> [EXERCISE INSTRUCTIONS]
Repeat all of the data precisely.
>> START
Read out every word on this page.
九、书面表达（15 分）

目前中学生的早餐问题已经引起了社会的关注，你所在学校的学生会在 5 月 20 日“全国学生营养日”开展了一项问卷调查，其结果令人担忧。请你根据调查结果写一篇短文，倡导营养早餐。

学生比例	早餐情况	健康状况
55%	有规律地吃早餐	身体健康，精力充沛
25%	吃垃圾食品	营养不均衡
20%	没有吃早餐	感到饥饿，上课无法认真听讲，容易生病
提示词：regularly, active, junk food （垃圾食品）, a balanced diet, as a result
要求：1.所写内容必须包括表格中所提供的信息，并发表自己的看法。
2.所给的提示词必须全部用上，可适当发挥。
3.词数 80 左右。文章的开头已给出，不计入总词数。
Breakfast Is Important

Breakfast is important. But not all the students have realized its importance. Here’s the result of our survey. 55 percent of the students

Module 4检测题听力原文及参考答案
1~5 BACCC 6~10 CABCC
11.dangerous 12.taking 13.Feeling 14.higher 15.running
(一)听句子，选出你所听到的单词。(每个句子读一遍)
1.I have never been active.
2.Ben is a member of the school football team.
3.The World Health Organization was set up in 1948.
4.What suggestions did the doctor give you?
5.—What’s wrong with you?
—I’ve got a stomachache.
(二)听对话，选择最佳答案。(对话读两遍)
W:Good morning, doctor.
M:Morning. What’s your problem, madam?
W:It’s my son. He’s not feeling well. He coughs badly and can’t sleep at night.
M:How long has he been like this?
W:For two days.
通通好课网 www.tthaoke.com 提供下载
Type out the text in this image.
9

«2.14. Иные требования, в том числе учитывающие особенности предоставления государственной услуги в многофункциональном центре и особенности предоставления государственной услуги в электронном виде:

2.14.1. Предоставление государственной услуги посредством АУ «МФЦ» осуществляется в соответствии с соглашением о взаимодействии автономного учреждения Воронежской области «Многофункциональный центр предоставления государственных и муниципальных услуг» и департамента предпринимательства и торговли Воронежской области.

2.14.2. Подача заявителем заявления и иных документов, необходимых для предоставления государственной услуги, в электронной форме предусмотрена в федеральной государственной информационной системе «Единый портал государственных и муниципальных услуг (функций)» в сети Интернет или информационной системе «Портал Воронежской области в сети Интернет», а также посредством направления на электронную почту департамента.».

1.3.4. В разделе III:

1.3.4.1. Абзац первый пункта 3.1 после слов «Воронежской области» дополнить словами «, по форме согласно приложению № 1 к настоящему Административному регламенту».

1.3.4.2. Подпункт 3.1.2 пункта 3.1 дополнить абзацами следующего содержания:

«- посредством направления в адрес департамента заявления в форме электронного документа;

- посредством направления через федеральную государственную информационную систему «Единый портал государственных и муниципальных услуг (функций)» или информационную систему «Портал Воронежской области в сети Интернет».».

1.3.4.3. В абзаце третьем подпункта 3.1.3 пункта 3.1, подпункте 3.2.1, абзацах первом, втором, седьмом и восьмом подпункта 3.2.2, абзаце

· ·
>> END
> [CORRECT RESPONSE]
Read out every word on this page.
九、书面表达（15 分）

目前中学生的早餐问题已经引起了社会的关注，你所在学校的学生会在 5 月 20 日“全国学生营养日”开展了一项问卷调查，其结果令人担忧。请你根据调查结果写一篇短文，倡导营养早餐。

学生比例	早餐情况	健康状况
55%	有规律地吃早餐	身体健康，精力充沛
25%	吃垃圾食品	营养不均衡
20%	没有吃早餐	感到饥饿，上课无法认真听讲，容易生病
提示词：regularly, active, junk food （垃圾食品）, a balanced diet, as a result
要求：1.所写内容必须包括表格中所提供的信息，并发表自己的看法。
2.所给的提示词必须全部用上，可适当发挥。
3.词数 80 左右。文章的开头已给出，不计入总词数。
Breakfast Is Important

Breakfast is important. But not all the students have realized its importance. Here’s the result of our survey. 55 percent of the students

Module 4检测题听力原文及参考答案
1~5 BACCC 6~10 CABCC
11.dangerous 12.taking 13.Feeling 14.higher 15.running
(一)听句子，选出你所听到的单词。(每个句子读一遍)
1.I have never been active.
2.Ben is a member of the school football team.
3.The World Health Organization was set up in 1948.
4.What suggestions did the doctor give you?
5.—What’s wrong with you?
—I’ve got a stomachache.
(二)听对话，选择最佳答案。(对话读两遍)
W:Good morning, doctor.
M:Morning. What’s your problem, madam?
W:It’s my son. He’s not feeling well. He coughs badly and can’t sleep at night.
M:How long has he been like this?
W:For two days.
通通好课网 www.tthaoke.com 提供下载
Type out the text in this image.
9

«2.14. Иные требования, в том числе учитывающие особенности предоставления государственной услуги в многофункциональном центре и особенности предоставления государственной услуги в электронном виде:

2.14.1. Предоставление государственной услуги посредством АУ «МФЦ» осуществляется в соответствии с соглашением о взаимодействии автономного учреждения Воронежской области «Многофункциональный центр предоставления государственных и муниципальных услуг» и департамента предпринимательства и торговли Воронежской области.

2.14.2. Подача заявителем заявления и иных документов, необходимых для предоставления государственной услуги, в электронной форме предусмотрена в федеральной государственной информационной системе «Единый портал государственных и муниципальных услуг (функций)» в сети Интернет или информационной системе «Портал Воронежской области в сети Интернет», а также посредством направления на электронную почту департамента.».

1.3.4. В разделе III:

1.3.4.1. Абзац первый пункта 3.1 после слов «Воронежской области» дополнить словами «, по форме согласно приложению № 1 к настоящему Административному регламенту».

1.3.4.2. Подпункт 3.1.2 пункта 3.1 дополнить абзацами следующего содержания:

«- посредством направления в адрес департамента заявления в форме электронного документа;

- посредством направления через федеральную государственную информационную систему «Единый портал государственных и муниципальных услуг (функций)» или информационную систему «Портал Воронежской области в сети Интернет».».

1.3.4.3. В абзаце третьем подпункта 3.1.3 пункта 3.1, подпункте 3.2.1, абзацах первом, втором, седьмом и восьмом подпункта 3.2.2, абзаце

· ·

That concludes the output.